§ **Requirement**
Copy the records below exactly, leaving out any pictures.

§ **Dataset entries on figures**
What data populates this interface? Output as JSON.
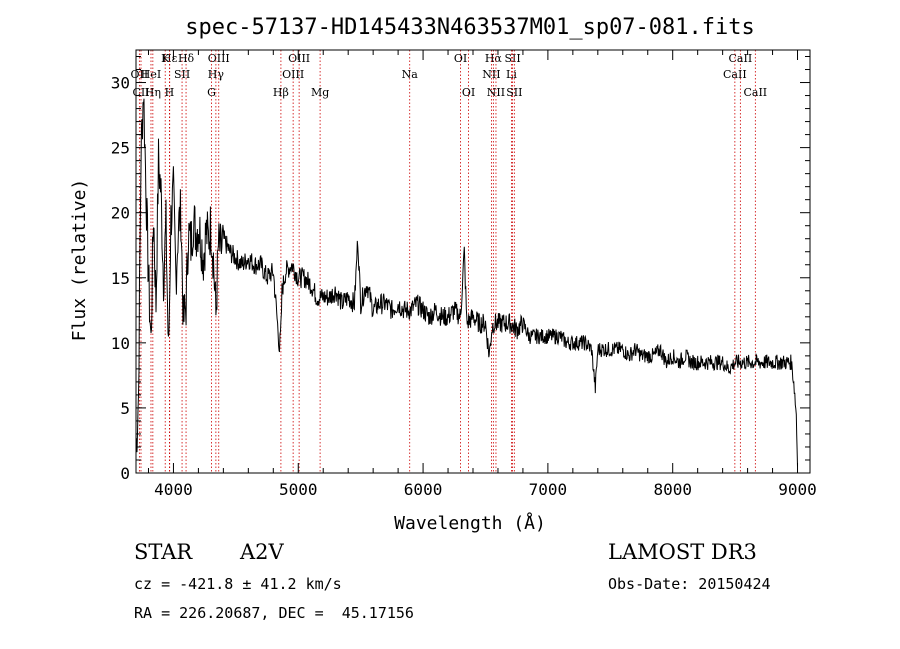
{
  "chart_data": {
    "type": "line",
    "title": "spec-57137-HD145433N463537M01_sp07-081.fits",
    "xlabel": "Wavelength (Å)",
    "ylabel": "Flux (relative)",
    "xlim": [
      3700,
      9100
    ],
    "ylim": [
      0,
      32.5
    ],
    "xticks": [
      4000,
      5000,
      6000,
      7000,
      8000,
      9000
    ],
    "yticks": [
      0,
      5,
      10,
      15,
      20,
      25,
      30
    ],
    "series": [
      {
        "name": "flux",
        "x": [
          3700,
          3720,
          3740,
          3760,
          3780,
          3800,
          3820,
          3840,
          3860,
          3880,
          3900,
          3920,
          3940,
          3960,
          3980,
          4000,
          4020,
          4040,
          4060,
          4080,
          4101,
          4120,
          4140,
          4160,
          4180,
          4200,
          4220,
          4240,
          4260,
          4280,
          4300,
          4320,
          4340,
          4360,
          4380,
          4400,
          4450,
          4500,
          4550,
          4600,
          4650,
          4700,
          4750,
          4800,
          4850,
          4861,
          4870,
          4900,
          4950,
          5000,
          5050,
          5100,
          5150,
          5200,
          5250,
          5300,
          5350,
          5400,
          5450,
          5477,
          5500,
          5550,
          5600,
          5650,
          5700,
          5750,
          5800,
          5850,
          5900,
          5950,
          6000,
          6050,
          6100,
          6150,
          6200,
          6250,
          6300,
          6330,
          6350,
          6400,
          6450,
          6500,
          6530,
          6550,
          6563,
          6580,
          6600,
          6650,
          6700,
          6750,
          6800,
          6850,
          6900,
          6950,
          7000,
          7050,
          7100,
          7150,
          7200,
          7250,
          7300,
          7350,
          7380,
          7400,
          7450,
          7500,
          7550,
          7600,
          7650,
          7700,
          7750,
          7800,
          7850,
          7900,
          7950,
          8000,
          8050,
          8100,
          8150,
          8200,
          8250,
          8300,
          8350,
          8400,
          8450,
          8500,
          8550,
          8600,
          8650,
          8700,
          8750,
          8800,
          8850,
          8900,
          8950,
          8970,
          8990,
          9000
        ],
        "y": [
          1.5,
          6,
          24.5,
          29.5,
          22,
          15,
          10,
          20,
          13,
          24,
          21.5,
          15,
          19,
          9,
          19.5,
          21.5,
          15,
          19,
          20,
          11.5,
          13,
          18.5,
          17.5,
          19.5,
          18.5,
          19,
          18,
          16.5,
          18.5,
          18,
          19,
          16.5,
          12,
          17.5,
          17,
          18,
          17,
          16.5,
          16,
          16.5,
          16,
          16,
          15,
          15.5,
          9.5,
          11,
          14,
          15.5,
          16,
          15,
          15,
          14.5,
          13.5,
          13.5,
          13.5,
          14,
          13,
          13.5,
          13,
          18,
          13,
          14.5,
          12.5,
          13,
          13,
          12.5,
          13,
          12.5,
          12.5,
          13,
          12.5,
          12,
          12.5,
          12,
          12,
          12.5,
          12,
          17,
          11.5,
          12,
          11.5,
          11.5,
          9,
          11,
          11.5,
          11.5,
          11.5,
          11.5,
          11.5,
          11,
          11.5,
          10.5,
          10.5,
          10.5,
          10.5,
          10.5,
          10.5,
          10,
          10,
          10,
          10,
          9.5,
          6.5,
          9.5,
          9.5,
          9.5,
          9.5,
          9.5,
          9,
          9.5,
          9,
          9,
          9,
          9.5,
          8.5,
          9,
          8.5,
          9,
          8.5,
          8.5,
          8.5,
          8.5,
          8.5,
          8.5,
          8,
          8.5,
          8.5,
          8.5,
          8.5,
          8.5,
          8.5,
          8.5,
          8.5,
          8.5,
          8.5,
          7,
          4.5,
          0.5
        ]
      }
    ],
    "line_markers": [
      {
        "label": "Hε",
        "x": 3970,
        "row": 1
      },
      {
        "label": "OII",
        "x": 3727,
        "row": 2
      },
      {
        "label": "HeI",
        "x": 3820,
        "row": 2
      },
      {
        "label": "CII",
        "x": 3740,
        "row": 3
      },
      {
        "label": "Hη",
        "x": 3835,
        "row": 3
      },
      {
        "label": "K",
        "x": 3934,
        "row": 1
      },
      {
        "label": "SII",
        "x": 4069,
        "row": 2
      },
      {
        "label": "H",
        "x": 3968,
        "row": 3
      },
      {
        "label": "Hδ",
        "x": 4101,
        "row": 1
      },
      {
        "label": "OIII",
        "x": 4363,
        "row": 1
      },
      {
        "label": "Hγ",
        "x": 4340,
        "row": 2
      },
      {
        "label": "G",
        "x": 4305,
        "row": 3
      },
      {
        "label": "Hβ",
        "x": 4861,
        "row": 3
      },
      {
        "label": "OIII",
        "x": 5007,
        "row": 1
      },
      {
        "label": "OIII",
        "x": 4959,
        "row": 2
      },
      {
        "label": "Mg",
        "x": 5175,
        "row": 3
      },
      {
        "label": "Na",
        "x": 5893,
        "row": 2
      },
      {
        "label": "OI",
        "x": 6300,
        "row": 1
      },
      {
        "label": "OI",
        "x": 6364,
        "row": 3
      },
      {
        "label": "Hα",
        "x": 6563,
        "row": 1
      },
      {
        "label": "NII",
        "x": 6548,
        "row": 2
      },
      {
        "label": "NII",
        "x": 6584,
        "row": 3
      },
      {
        "label": "SII",
        "x": 6717,
        "row": 1
      },
      {
        "label": "Li",
        "x": 6708,
        "row": 2
      },
      {
        "label": "SII",
        "x": 6731,
        "row": 3
      },
      {
        "label": "CaII",
        "x": 8542,
        "row": 1
      },
      {
        "label": "CaII",
        "x": 8498,
        "row": 2
      },
      {
        "label": "CaII",
        "x": 8662,
        "row": 3
      }
    ],
    "grid": false,
    "colors": {
      "line": "#000000",
      "marker": "#cc0000",
      "axis": "#000000"
    }
  },
  "info": {
    "object_class": "STAR",
    "subclass": "A2V",
    "survey": "LAMOST DR3",
    "cz": "cz = -421.8 ± 41.2 km/s",
    "obs_date": "Obs-Date: 20150424",
    "coords": "RA = 226.20687, DEC =  45.17156"
  }
}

§ **Worked answer**
What data populates this interface? Output as JSON.
{
  "chart_data": {
    "type": "line",
    "title": "spec-57137-HD145433N463537M01_sp07-081.fits",
    "xlabel": "Wavelength (Å)",
    "ylabel": "Flux (relative)",
    "xlim": [
      3700,
      9100
    ],
    "ylim": [
      0,
      32.5
    ],
    "xticks": [
      4000,
      5000,
      6000,
      7000,
      8000,
      9000
    ],
    "yticks": [
      0,
      5,
      10,
      15,
      20,
      25,
      30
    ],
    "series": [
      {
        "name": "flux",
        "x": [
          3700,
          3720,
          3740,
          3760,
          3780,
          3800,
          3820,
          3840,
          3860,
          3880,
          3900,
          3920,
          3940,
          3960,
          3980,
          4000,
          4020,
          4040,
          4060,
          4080,
          4101,
          4120,
          4140,
          4160,
          4180,
          4200,
          4220,
          4240,
          4260,
          4280,
          4300,
          4320,
          4340,
          4360,
          4380,
          4400,
          4450,
          4500,
          4550,
          4600,
          4650,
          4700,
          4750,
          4800,
          4850,
          4861,
          4870,
          4900,
          4950,
          5000,
          5050,
          5100,
          5150,
          5200,
          5250,
          5300,
          5350,
          5400,
          5450,
          5477,
          5500,
          5550,
          5600,
          5650,
          5700,
          5750,
          5800,
          5850,
          5900,
          5950,
          6000,
          6050,
          6100,
          6150,
          6200,
          6250,
          6300,
          6330,
          6350,
          6400,
          6450,
          6500,
          6530,
          6550,
          6563,
          6580,
          6600,
          6650,
          6700,
          6750,
          6800,
          6850,
          6900,
          6950,
          7000,
          7050,
          7100,
          7150,
          7200,
          7250,
          7300,
          7350,
          7380,
          7400,
          7450,
          7500,
          7550,
          7600,
          7650,
          7700,
          7750,
          7800,
          7850,
          7900,
          7950,
          8000,
          8050,
          8100,
          8150,
          8200,
          8250,
          8300,
          8350,
          8400,
          8450,
          8500,
          8550,
          8600,
          8650,
          8700,
          8750,
          8800,
          8850,
          8900,
          8950,
          8970,
          8990,
          9000
        ],
        "y": [
          1.5,
          6,
          24.5,
          29.5,
          22,
          15,
          10,
          20,
          13,
          24,
          21.5,
          15,
          19,
          9,
          19.5,
          21.5,
          15,
          19,
          20,
          11.5,
          13,
          18.5,
          17.5,
          19.5,
          18.5,
          19,
          18,
          16.5,
          18.5,
          18,
          19,
          16.5,
          12,
          17.5,
          17,
          18,
          17,
          16.5,
          16,
          16.5,
          16,
          16,
          15,
          15.5,
          9.5,
          11,
          14,
          15.5,
          16,
          15,
          15,
          14.5,
          13.5,
          13.5,
          13.5,
          14,
          13,
          13.5,
          13,
          18,
          13,
          14.5,
          12.5,
          13,
          13,
          12.5,
          13,
          12.5,
          12.5,
          13,
          12.5,
          12,
          12.5,
          12,
          12,
          12.5,
          12,
          17,
          11.5,
          12,
          11.5,
          11.5,
          9,
          11,
          11.5,
          11.5,
          11.5,
          11.5,
          11.5,
          11,
          11.5,
          10.5,
          10.5,
          10.5,
          10.5,
          10.5,
          10.5,
          10,
          10,
          10,
          10,
          9.5,
          6.5,
          9.5,
          9.5,
          9.5,
          9.5,
          9.5,
          9,
          9.5,
          9,
          9,
          9,
          9.5,
          8.5,
          9,
          8.5,
          9,
          8.5,
          8.5,
          8.5,
          8.5,
          8.5,
          8.5,
          8,
          8.5,
          8.5,
          8.5,
          8.5,
          8.5,
          8.5,
          8.5,
          8.5,
          8.5,
          8.5,
          7,
          4.5,
          0.5
        ]
      }
    ],
    "line_markers": [
      {
        "label": "Hε",
        "x": 3970,
        "row": 1
      },
      {
        "label": "OII",
        "x": 3727,
        "row": 2
      },
      {
        "label": "HeI",
        "x": 3820,
        "row": 2
      },
      {
        "label": "CII",
        "x": 3740,
        "row": 3
      },
      {
        "label": "Hη",
        "x": 3835,
        "row": 3
      },
      {
        "label": "K",
        "x": 3934,
        "row": 1
      },
      {
        "label": "SII",
        "x": 4069,
        "row": 2
      },
      {
        "label": "H",
        "x": 3968,
        "row": 3
      },
      {
        "label": "Hδ",
        "x": 4101,
        "row": 1
      },
      {
        "label": "OIII",
        "x": 4363,
        "row": 1
      },
      {
        "label": "Hγ",
        "x": 4340,
        "row": 2
      },
      {
        "label": "G",
        "x": 4305,
        "row": 3
      },
      {
        "label": "Hβ",
        "x": 4861,
        "row": 3
      },
      {
        "label": "OIII",
        "x": 5007,
        "row": 1
      },
      {
        "label": "OIII",
        "x": 4959,
        "row": 2
      },
      {
        "label": "Mg",
        "x": 5175,
        "row": 3
      },
      {
        "label": "Na",
        "x": 5893,
        "row": 2
      },
      {
        "label": "OI",
        "x": 6300,
        "row": 1
      },
      {
        "label": "OI",
        "x": 6364,
        "row": 3
      },
      {
        "label": "Hα",
        "x": 6563,
        "row": 1
      },
      {
        "label": "NII",
        "x": 6548,
        "row": 2
      },
      {
        "label": "NII",
        "x": 6584,
        "row": 3
      },
      {
        "label": "SII",
        "x": 6717,
        "row": 1
      },
      {
        "label": "Li",
        "x": 6708,
        "row": 2
      },
      {
        "label": "SII",
        "x": 6731,
        "row": 3
      },
      {
        "label": "CaII",
        "x": 8542,
        "row": 1
      },
      {
        "label": "CaII",
        "x": 8498,
        "row": 2
      },
      {
        "label": "CaII",
        "x": 8662,
        "row": 3
      }
    ],
    "grid": false,
    "colors": {
      "line": "#000000",
      "marker": "#cc0000",
      "axis": "#000000"
    }
  },
  "info": {
    "object_class": "STAR",
    "subclass": "A2V",
    "survey": "LAMOST DR3",
    "cz": "cz = -421.8 ± 41.2 km/s",
    "obs_date": "Obs-Date: 20150424",
    "coords": "RA = 226.20687, DEC =  45.17156"
  }
}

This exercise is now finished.